Work to be completed
In the listing below, pick out lines with "рўйхатдан".

* Begin Supplied data *

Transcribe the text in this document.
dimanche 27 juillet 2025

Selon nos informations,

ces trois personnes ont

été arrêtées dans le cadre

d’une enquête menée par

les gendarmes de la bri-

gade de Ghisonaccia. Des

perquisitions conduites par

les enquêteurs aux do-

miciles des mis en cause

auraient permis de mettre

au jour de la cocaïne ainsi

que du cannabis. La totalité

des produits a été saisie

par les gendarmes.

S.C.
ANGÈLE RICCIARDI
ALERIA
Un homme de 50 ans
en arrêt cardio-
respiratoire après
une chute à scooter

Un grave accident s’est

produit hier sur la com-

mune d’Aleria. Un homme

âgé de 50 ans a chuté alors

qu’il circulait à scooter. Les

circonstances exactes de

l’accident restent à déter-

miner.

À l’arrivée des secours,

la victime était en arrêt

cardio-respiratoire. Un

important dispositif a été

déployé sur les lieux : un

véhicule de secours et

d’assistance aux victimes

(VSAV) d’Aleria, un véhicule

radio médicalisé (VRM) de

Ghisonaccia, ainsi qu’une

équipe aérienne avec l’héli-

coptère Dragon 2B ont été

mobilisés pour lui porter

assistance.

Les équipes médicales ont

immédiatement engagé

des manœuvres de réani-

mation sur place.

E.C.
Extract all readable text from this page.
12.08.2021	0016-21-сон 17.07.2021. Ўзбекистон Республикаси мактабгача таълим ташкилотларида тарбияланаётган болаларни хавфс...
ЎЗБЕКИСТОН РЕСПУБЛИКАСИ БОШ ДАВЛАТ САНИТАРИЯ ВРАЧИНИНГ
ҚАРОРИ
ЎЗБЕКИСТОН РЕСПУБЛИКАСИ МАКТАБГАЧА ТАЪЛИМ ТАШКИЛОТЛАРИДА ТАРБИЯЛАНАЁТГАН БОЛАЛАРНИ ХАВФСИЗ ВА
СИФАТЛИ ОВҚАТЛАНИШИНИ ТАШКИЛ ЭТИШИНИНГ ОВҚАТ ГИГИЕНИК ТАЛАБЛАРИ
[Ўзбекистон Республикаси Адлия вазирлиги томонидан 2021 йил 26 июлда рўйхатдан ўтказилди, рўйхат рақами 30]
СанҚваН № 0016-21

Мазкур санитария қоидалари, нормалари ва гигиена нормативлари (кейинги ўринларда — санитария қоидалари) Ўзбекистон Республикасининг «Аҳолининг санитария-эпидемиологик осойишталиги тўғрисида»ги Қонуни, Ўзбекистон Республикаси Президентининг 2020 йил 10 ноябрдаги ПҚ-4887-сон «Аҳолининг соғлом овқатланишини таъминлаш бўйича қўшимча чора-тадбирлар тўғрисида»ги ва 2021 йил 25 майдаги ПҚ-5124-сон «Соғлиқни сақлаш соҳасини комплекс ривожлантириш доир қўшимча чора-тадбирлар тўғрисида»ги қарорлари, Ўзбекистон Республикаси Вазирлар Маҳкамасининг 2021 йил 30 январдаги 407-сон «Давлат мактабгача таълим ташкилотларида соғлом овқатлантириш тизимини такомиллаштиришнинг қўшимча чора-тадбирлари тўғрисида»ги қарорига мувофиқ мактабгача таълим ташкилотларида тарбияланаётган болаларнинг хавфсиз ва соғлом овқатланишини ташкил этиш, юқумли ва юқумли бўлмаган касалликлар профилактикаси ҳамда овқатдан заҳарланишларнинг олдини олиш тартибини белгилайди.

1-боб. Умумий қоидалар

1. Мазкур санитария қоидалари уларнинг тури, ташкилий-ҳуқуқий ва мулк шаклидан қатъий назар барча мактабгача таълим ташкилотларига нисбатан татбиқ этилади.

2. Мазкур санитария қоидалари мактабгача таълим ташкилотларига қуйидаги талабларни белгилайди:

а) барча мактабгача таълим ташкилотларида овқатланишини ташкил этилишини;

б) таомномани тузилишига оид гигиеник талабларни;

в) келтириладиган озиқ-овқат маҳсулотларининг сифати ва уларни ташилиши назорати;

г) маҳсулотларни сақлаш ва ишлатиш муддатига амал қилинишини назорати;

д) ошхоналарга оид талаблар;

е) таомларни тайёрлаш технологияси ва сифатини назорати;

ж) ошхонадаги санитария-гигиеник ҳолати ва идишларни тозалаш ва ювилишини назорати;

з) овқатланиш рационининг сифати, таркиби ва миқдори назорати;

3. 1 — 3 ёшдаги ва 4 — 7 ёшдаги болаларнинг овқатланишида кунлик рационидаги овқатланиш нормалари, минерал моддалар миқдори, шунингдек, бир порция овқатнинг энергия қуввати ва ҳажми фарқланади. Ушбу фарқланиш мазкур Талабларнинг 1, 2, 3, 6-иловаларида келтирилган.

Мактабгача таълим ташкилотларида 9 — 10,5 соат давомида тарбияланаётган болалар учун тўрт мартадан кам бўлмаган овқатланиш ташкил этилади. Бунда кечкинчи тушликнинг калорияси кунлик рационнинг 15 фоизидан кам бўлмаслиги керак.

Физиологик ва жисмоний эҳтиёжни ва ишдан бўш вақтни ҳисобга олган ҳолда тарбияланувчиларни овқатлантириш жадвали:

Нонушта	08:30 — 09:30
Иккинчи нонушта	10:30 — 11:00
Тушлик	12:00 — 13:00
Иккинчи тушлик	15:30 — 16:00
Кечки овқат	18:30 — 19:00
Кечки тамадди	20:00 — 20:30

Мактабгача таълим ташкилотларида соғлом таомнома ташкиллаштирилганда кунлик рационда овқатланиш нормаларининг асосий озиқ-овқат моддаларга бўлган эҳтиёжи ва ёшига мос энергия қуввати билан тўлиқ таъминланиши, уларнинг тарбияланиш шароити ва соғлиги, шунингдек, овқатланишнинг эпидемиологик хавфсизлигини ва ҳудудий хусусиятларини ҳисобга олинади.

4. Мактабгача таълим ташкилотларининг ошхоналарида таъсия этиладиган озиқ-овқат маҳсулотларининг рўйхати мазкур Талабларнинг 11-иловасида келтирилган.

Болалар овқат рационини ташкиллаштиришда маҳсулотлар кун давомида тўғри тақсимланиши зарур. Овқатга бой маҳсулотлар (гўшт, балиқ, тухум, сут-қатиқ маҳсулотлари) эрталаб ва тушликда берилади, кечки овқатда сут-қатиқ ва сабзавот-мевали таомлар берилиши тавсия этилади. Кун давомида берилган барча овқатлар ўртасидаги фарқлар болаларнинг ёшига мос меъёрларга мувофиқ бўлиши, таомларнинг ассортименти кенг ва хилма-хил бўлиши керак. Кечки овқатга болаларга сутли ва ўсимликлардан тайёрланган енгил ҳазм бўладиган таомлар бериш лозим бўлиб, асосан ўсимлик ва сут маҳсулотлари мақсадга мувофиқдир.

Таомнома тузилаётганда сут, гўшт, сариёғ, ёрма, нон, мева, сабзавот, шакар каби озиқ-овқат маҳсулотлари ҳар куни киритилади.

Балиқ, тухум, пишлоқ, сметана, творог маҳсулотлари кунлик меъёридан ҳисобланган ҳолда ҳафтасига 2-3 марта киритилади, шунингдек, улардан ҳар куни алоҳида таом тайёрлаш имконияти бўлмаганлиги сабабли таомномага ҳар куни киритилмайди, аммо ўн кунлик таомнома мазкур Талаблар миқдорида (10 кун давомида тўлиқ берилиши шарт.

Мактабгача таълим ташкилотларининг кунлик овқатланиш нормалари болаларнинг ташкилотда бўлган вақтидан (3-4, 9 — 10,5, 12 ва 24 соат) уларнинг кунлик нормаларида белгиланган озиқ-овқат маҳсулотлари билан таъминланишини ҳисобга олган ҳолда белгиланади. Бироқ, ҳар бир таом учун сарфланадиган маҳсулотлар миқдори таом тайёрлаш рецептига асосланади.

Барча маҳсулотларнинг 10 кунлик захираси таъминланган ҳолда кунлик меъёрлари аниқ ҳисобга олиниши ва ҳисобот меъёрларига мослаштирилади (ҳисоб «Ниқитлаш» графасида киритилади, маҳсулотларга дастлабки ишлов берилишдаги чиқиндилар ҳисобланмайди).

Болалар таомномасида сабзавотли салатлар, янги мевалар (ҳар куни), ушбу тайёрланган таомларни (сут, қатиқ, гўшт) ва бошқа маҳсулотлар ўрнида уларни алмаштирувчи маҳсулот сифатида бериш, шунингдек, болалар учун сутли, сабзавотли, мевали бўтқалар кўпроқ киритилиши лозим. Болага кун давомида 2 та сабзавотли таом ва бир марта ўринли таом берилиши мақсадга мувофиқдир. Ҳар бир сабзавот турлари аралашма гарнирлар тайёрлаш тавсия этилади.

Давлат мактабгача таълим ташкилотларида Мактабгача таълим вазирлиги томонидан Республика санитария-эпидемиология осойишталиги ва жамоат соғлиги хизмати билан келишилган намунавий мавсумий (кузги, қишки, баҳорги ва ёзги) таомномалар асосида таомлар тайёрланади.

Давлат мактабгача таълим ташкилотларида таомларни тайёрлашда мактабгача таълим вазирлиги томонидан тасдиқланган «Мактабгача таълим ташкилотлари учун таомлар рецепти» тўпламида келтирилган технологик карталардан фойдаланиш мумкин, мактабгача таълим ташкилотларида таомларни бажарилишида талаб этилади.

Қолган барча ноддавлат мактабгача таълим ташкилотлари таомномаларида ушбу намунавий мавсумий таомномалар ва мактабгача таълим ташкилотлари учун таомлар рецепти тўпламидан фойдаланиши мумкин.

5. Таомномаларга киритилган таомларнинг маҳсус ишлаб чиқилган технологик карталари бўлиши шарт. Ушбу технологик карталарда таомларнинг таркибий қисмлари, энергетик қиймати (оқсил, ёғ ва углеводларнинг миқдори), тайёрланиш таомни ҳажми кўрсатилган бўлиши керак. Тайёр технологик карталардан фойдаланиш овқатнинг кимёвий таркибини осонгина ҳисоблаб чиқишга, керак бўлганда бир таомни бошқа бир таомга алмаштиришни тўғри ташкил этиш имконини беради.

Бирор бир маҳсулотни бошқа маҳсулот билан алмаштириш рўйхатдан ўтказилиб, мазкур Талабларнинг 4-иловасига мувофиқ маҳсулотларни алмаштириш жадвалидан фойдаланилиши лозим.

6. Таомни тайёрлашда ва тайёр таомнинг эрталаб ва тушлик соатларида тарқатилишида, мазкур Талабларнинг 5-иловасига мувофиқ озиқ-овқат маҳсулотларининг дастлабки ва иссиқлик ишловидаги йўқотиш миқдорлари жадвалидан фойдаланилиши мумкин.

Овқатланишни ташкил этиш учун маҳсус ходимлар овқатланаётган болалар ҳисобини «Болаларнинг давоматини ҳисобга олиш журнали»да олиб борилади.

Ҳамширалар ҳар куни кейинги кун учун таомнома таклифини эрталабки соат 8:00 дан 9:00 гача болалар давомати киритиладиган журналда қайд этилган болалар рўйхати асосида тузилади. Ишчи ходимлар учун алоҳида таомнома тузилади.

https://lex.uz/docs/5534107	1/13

* End Supplied data *

Correct output
[Ўзбекистон Республикаси Адлия вазирлиги томонидан 2021 йил 26 июлда рўйхатдан ўтказилди, рўйхат рақами 30]
Бирор бир маҳсулотни бошқа маҳсулот билан алмаштириш рўйхатдан ўтказилиб, мазкур Талабларнинг 4-иловасига мувофиқ маҳсулотларни алмаштириш жадвалидан фойдаланилиши лозим.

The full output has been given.